WHAT THE TASK REQUIRES – Copy out every line of the records below without any changes, leaving out the pictures.

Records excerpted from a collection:
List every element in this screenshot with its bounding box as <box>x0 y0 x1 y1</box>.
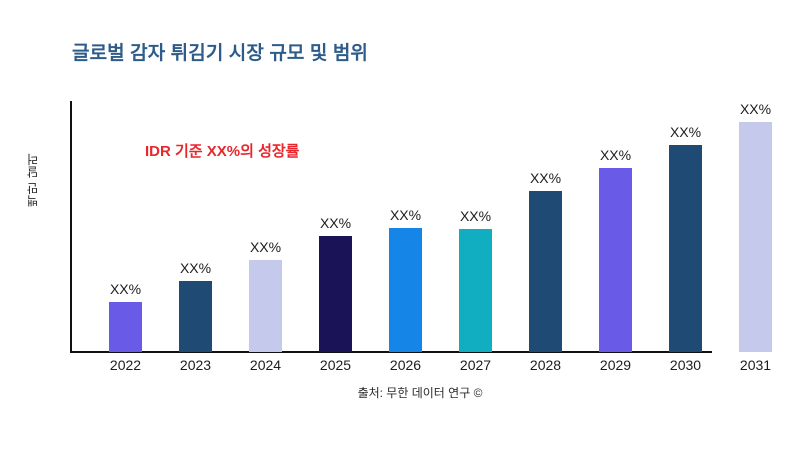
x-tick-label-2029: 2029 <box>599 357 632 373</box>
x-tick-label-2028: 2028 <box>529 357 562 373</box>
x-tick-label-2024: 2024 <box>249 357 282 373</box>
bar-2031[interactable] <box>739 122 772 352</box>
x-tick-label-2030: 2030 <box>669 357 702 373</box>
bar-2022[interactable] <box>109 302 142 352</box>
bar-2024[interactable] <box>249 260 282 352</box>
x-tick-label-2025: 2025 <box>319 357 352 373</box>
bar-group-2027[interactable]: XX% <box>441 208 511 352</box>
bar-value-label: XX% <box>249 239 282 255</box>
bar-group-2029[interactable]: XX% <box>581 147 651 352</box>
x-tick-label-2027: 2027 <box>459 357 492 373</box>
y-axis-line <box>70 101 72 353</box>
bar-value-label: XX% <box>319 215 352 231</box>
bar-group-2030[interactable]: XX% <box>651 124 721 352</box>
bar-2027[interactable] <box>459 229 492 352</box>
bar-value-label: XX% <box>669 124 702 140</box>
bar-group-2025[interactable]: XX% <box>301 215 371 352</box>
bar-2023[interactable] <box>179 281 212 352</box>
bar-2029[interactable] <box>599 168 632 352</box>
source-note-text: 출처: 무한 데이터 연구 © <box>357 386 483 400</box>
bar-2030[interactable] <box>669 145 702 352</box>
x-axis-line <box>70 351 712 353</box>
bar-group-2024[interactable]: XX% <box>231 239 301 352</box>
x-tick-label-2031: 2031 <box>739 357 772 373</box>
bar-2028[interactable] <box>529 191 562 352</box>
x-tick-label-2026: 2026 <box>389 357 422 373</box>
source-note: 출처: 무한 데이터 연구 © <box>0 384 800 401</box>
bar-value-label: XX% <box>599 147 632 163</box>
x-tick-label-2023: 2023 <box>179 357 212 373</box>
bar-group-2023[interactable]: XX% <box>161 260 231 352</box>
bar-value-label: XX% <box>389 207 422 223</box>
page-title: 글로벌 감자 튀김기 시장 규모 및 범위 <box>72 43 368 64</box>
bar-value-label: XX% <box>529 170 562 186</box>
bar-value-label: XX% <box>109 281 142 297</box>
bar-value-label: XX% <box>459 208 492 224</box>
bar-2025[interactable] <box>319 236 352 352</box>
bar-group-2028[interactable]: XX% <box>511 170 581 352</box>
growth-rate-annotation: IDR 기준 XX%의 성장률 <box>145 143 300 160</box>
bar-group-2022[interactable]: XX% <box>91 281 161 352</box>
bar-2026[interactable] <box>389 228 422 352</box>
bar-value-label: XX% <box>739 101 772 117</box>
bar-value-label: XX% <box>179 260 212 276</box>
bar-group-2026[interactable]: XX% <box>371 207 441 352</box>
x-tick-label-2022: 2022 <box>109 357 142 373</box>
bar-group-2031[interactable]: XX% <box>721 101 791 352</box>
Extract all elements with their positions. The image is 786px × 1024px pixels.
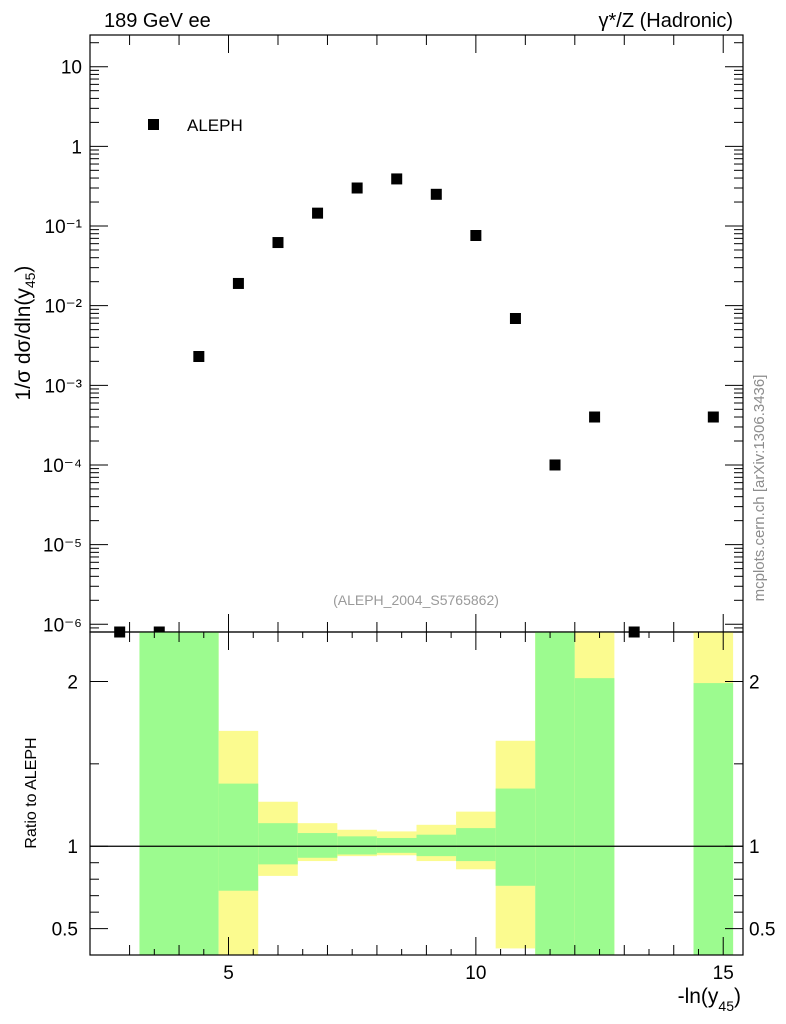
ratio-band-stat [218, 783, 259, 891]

TASK ANSWER –
List every element in this screenshot with its bounding box as <box>x0 y0 x1 y1</box>.
x-tick-label-2029: 2029 <box>599 357 632 373</box>
x-tick-label-2028: 2028 <box>529 357 562 373</box>
x-tick-label-2024: 2024 <box>249 357 282 373</box>
bar-2031[interactable] <box>739 122 772 352</box>
x-tick-label-2030: 2030 <box>669 357 702 373</box>
bar-2022[interactable] <box>109 302 142 352</box>
bar-2024[interactable] <box>249 260 282 352</box>
x-tick-label-2025: 2025 <box>319 357 352 373</box>
bar-group-2027[interactable]: XX% <box>441 208 511 352</box>
bar-value-label: XX% <box>249 239 282 255</box>
bar-group-2029[interactable]: XX% <box>581 147 651 352</box>
x-tick-label-2027: 2027 <box>459 357 492 373</box>
y-axis-line <box>70 101 72 353</box>
bar-value-label: XX% <box>319 215 352 231</box>
bar-group-2030[interactable]: XX% <box>651 124 721 352</box>
bar-2027[interactable] <box>459 229 492 352</box>
bar-value-label: XX% <box>669 124 702 140</box>
bar-group-2025[interactable]: XX% <box>301 215 371 352</box>
bar-2023[interactable] <box>179 281 212 352</box>
bar-2029[interactable] <box>599 168 632 352</box>
source-note-text: 출처: 무한 데이터 연구 © <box>357 386 483 400</box>
bar-2030[interactable] <box>669 145 702 352</box>
x-axis-line <box>70 351 712 353</box>
bar-group-2024[interactable]: XX% <box>231 239 301 352</box>
x-tick-label-2031: 2031 <box>739 357 772 373</box>
bar-2028[interactable] <box>529 191 562 352</box>
x-tick-label-2026: 2026 <box>389 357 422 373</box>
source-note: 출처: 무한 데이터 연구 © <box>0 384 800 401</box>
bar-value-label: XX% <box>599 147 632 163</box>
x-tick-label-2023: 2023 <box>179 357 212 373</box>
bar-group-2023[interactable]: XX% <box>161 260 231 352</box>
bar-value-label: XX% <box>389 207 422 223</box>
page-title: 글로벌 감자 튀김기 시장 규모 및 범위 <box>72 43 368 64</box>
bar-value-label: XX% <box>529 170 562 186</box>
bar-value-label: XX% <box>109 281 142 297</box>
bar-value-label: XX% <box>459 208 492 224</box>
bar-2025[interactable] <box>319 236 352 352</box>
bar-group-2028[interactable]: XX% <box>511 170 581 352</box>
growth-rate-annotation: IDR 기준 XX%의 성장률 <box>145 143 300 160</box>
bar-group-2022[interactable]: XX% <box>91 281 161 352</box>
bar-2026[interactable] <box>389 228 422 352</box>
bar-value-label: XX% <box>739 101 772 117</box>
bar-value-label: XX% <box>179 260 212 276</box>
bar-group-2026[interactable]: XX% <box>371 207 441 352</box>
x-tick-label-2022: 2022 <box>109 357 142 373</box>
bar-group-2031[interactable]: XX% <box>721 101 791 352</box>
Extract all elements with their positions. The image is 786px × 1024px pixels.
ratio-band-stat [218, 783, 259, 891]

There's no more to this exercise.